● Task prompt:
Extract the records in full, leaving every picture out.

● Given data:
----------

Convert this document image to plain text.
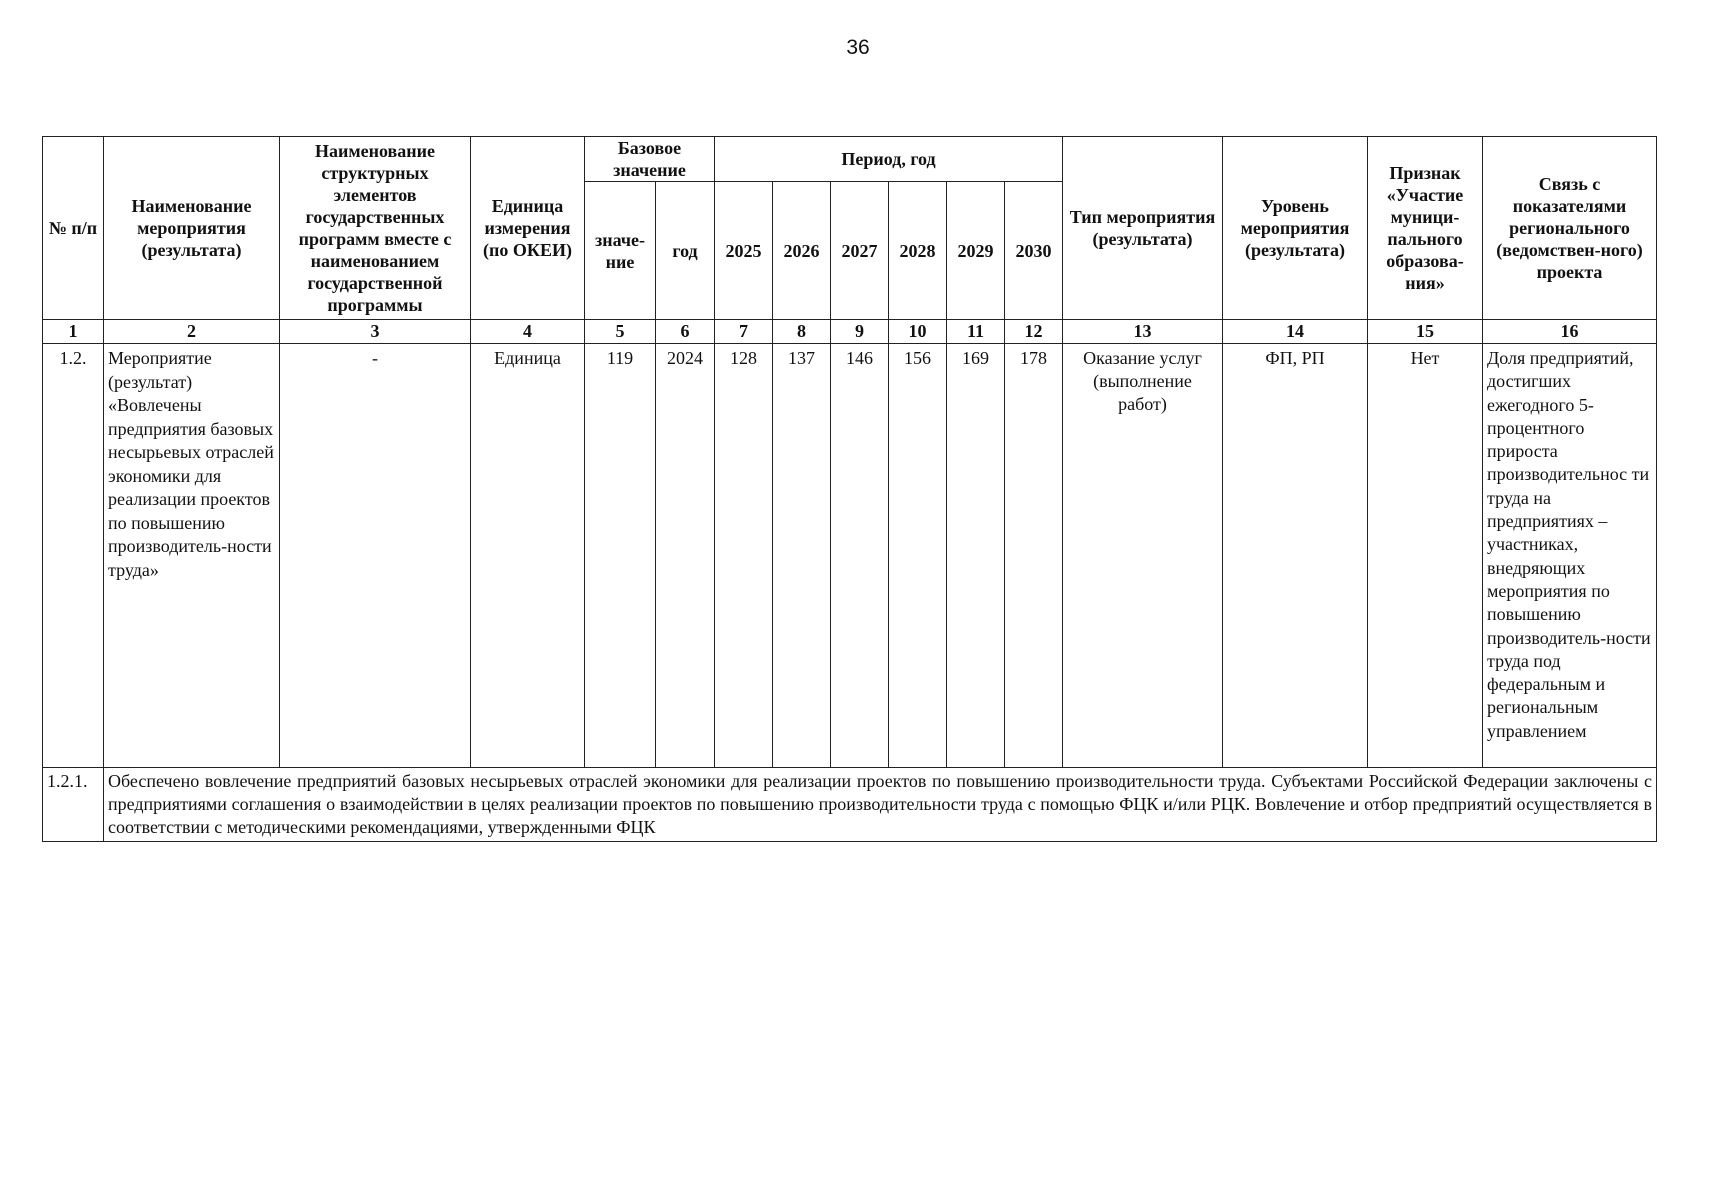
36
№ п/п	Наименование мероприятия (результата)	Наименование структурных элементов государственных программ вместе с наименованием государственной программы	Единица измерения (по ОКЕИ)	Базовое значение		Период, год						Тип мероприятия (результата)	Уровень мероприятия (результата)	Признак «Участие муници-пального образова-ния»	Связь с показателями регионального (ведомствен-ного) проекта
				значе-ние	год	2025	2026	2027	2028	2029	2030				
1	2	3	4	5	6	7	8	9	10	11	12	13	14	15	16
1.2.	Мероприятие (результат) «Вовлечены предприятия базовых несырьевых отраслей экономики для реализации проектов по повышению производитель-ности труда»	-	Единица	119	2024	128	137	146	156	169	178	Оказание услуг (выполнение работ)	ФП, РП	Нет	Доля предприятий, достигших ежегодного 5-процентного прироста производительнос ти труда на предприятиях – участниках, внедряющих мероприятия по повышению производитель-ности труда под федеральным и региональным управлением
1.2.1.	Обеспечено вовлечение предприятий базовых несырьевых отраслей экономики для реализации проектов по повышению производительности труда. Субъектами Российской Федерации заключены с предприятиями соглашения о взаимодействии в целях реализации проектов по повышению производительности труда с помощью ФЦК и/или РЦК. Вовлечение и отбор предприятий осуществляется в соответствии с методическими рекомендациями, утвержденными ФЦК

----------

● Solution below:
Convert this document image to plain text.
36
№ п/п	Наименование мероприятия (результата)	Наименование структурных элементов государственных программ вместе с наименованием государственной программы	Единица измерения (по ОКЕИ)	Базовое значение		Период, год						Тип мероприятия (результата)	Уровень мероприятия (результата)	Признак «Участие муници-пального образова-ния»	Связь с показателями регионального (ведомствен-ного) проекта
				значе-ние	год	2025	2026	2027	2028	2029	2030				
1	2	3	4	5	6	7	8	9	10	11	12	13	14	15	16
1.2.	Мероприятие (результат) «Вовлечены предприятия базовых несырьевых отраслей экономики для реализации проектов по повышению производитель-ности труда»	-	Единица	119	2024	128	137	146	156	169	178	Оказание услуг (выполнение работ)	ФП, РП	Нет	Доля предприятий, достигших ежегодного 5-процентного прироста производительнос ти труда на предприятиях – участниках, внедряющих мероприятия по повышению производитель-ности труда под федеральным и региональным управлением
1.2.1.	Обеспечено вовлечение предприятий базовых несырьевых отраслей экономики для реализации проектов по повышению производительности труда. Субъектами Российской Федерации заключены с предприятиями соглашения о взаимодействии в целях реализации проектов по повышению производительности труда с помощью ФЦК и/или РЦК. Вовлечение и отбор предприятий осуществляется в соответствии с методическими рекомендациями, утвержденными ФЦК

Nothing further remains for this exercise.